## RECORDS FOR THE EXERCISE
---+---
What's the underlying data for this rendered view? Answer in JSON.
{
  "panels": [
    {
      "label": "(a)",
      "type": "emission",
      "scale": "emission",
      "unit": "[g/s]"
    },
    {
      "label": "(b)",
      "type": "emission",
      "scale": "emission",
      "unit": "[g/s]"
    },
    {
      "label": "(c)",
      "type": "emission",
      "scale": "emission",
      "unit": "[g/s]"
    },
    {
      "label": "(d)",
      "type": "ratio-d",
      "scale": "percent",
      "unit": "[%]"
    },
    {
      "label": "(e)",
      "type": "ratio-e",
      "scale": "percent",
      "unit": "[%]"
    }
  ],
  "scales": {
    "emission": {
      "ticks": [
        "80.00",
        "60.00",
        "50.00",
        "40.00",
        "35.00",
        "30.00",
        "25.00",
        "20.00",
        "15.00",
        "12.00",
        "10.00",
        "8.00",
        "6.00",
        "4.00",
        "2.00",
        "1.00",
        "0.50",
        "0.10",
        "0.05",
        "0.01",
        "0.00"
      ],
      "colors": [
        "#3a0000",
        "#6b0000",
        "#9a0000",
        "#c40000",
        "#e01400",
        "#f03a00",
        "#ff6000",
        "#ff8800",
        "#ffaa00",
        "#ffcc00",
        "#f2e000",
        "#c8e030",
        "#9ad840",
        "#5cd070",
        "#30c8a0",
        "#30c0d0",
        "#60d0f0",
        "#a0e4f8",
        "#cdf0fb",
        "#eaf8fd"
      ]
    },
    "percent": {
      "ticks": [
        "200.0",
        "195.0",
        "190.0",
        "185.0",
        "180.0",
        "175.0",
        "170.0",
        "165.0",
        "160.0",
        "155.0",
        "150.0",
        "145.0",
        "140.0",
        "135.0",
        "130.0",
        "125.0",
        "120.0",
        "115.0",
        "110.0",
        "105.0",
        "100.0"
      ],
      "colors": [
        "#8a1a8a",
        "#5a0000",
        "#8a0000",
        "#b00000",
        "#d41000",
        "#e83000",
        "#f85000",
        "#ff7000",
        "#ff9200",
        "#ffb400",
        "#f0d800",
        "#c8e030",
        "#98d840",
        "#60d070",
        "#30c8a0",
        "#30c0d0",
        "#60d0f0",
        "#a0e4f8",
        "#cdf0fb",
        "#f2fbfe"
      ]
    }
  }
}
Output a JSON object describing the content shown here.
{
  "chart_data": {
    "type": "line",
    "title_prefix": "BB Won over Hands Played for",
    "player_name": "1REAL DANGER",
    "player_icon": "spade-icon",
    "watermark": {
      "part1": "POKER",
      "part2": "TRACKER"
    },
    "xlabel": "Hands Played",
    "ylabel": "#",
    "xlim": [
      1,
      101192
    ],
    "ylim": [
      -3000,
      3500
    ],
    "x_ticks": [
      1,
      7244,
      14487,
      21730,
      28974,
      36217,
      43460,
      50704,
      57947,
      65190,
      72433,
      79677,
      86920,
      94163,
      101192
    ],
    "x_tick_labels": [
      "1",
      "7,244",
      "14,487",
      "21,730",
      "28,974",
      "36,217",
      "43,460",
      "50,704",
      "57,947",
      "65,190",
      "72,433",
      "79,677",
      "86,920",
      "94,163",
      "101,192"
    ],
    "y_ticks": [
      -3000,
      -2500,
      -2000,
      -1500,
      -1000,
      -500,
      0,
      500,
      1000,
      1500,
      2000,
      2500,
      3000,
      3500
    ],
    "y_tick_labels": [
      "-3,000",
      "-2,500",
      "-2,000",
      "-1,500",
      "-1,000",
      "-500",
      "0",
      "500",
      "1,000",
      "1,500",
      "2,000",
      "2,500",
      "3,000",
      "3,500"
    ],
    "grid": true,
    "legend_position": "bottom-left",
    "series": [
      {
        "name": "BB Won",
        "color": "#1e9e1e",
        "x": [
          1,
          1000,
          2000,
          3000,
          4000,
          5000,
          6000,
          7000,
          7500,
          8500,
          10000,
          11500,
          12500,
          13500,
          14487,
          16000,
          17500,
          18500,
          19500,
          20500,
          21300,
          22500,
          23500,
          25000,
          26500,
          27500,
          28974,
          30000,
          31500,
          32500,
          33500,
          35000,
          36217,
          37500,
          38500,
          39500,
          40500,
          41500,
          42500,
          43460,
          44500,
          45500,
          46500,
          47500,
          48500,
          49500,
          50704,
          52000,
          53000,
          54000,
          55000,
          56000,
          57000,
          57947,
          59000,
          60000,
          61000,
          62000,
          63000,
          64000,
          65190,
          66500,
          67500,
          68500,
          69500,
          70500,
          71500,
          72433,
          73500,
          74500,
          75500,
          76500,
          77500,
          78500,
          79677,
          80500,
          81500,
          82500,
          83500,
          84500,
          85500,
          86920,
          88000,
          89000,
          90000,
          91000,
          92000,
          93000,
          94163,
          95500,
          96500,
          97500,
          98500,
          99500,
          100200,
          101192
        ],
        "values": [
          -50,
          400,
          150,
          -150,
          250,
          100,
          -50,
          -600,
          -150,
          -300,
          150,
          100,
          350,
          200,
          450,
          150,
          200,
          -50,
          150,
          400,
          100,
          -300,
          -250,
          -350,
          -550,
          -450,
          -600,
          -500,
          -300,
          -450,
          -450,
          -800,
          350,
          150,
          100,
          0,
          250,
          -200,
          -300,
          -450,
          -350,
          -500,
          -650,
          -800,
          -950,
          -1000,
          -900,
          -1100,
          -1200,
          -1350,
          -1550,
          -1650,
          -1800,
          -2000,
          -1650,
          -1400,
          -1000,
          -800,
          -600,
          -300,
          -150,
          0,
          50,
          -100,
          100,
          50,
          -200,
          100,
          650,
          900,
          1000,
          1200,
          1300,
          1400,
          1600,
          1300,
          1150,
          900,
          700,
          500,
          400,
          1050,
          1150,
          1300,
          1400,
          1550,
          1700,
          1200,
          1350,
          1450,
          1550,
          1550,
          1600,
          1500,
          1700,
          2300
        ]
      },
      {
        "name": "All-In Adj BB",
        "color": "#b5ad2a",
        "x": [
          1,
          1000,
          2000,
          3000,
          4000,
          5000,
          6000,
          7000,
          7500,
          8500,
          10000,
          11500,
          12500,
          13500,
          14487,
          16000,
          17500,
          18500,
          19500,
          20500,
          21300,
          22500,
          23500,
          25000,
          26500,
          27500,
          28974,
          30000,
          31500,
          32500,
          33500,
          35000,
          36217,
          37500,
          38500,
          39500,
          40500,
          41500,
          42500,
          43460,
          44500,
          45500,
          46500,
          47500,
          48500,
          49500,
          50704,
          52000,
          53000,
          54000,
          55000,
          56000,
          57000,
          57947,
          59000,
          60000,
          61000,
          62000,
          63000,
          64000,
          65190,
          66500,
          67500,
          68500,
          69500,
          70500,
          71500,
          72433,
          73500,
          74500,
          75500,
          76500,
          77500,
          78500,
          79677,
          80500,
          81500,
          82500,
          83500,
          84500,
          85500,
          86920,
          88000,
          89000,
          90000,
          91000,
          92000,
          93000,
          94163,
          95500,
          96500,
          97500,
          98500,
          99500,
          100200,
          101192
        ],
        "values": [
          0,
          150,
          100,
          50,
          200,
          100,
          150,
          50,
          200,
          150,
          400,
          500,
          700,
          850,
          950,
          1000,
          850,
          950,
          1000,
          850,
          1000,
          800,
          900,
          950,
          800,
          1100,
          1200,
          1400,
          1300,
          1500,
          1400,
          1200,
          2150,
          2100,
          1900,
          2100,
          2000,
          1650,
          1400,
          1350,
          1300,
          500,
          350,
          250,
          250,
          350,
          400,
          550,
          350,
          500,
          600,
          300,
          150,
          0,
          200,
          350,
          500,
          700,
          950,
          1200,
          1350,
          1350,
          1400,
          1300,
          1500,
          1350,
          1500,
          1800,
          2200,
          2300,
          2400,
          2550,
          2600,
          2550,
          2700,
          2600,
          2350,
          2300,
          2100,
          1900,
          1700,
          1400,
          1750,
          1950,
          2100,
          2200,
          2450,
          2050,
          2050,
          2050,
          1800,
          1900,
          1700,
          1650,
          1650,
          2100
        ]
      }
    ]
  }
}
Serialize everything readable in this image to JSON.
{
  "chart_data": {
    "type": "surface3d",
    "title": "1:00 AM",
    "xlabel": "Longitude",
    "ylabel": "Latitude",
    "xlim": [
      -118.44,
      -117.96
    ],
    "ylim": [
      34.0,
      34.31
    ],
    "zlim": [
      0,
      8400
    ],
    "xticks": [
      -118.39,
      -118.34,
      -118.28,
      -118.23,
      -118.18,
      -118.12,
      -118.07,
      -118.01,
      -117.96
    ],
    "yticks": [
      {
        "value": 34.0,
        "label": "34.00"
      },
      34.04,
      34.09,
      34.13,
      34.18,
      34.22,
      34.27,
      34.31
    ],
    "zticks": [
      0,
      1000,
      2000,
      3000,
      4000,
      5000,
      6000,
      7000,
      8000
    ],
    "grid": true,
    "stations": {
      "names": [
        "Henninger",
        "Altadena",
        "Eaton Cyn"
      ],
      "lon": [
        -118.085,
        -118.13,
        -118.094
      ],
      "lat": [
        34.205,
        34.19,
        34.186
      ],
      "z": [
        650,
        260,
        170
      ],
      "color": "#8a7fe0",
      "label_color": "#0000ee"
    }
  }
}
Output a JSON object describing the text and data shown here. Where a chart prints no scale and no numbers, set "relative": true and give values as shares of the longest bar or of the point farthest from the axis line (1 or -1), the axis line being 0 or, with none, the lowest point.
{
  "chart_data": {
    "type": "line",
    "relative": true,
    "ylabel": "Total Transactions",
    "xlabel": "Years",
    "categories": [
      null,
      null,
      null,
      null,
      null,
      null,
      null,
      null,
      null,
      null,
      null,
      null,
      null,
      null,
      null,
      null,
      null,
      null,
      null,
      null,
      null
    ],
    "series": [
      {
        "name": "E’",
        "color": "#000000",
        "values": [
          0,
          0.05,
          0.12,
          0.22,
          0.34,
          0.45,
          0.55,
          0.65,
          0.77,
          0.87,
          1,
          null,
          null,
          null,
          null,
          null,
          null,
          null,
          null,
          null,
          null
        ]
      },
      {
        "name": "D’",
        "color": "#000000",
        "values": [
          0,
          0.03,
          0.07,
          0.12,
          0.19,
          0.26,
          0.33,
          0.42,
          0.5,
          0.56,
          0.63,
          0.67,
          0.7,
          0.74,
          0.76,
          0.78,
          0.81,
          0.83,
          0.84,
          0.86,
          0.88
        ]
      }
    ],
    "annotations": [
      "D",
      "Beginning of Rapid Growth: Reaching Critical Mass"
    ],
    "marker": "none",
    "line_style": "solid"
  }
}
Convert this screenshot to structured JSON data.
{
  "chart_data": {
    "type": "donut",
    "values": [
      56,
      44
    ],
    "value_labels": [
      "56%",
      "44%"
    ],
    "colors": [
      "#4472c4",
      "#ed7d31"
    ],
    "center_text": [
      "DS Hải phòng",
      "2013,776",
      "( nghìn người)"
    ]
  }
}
---+---
Locate each line containing the string "shown" and show it.

Output a JSON object describing the content shown here.
Output a JSON object describing the text and data shown here. Where a chart prints no scale and no numbers, set "relative": true and give values as shares of the longest bar or of the point farthest from the axis line (1 or -1), the axis line being 0 or, with none, the lowest point.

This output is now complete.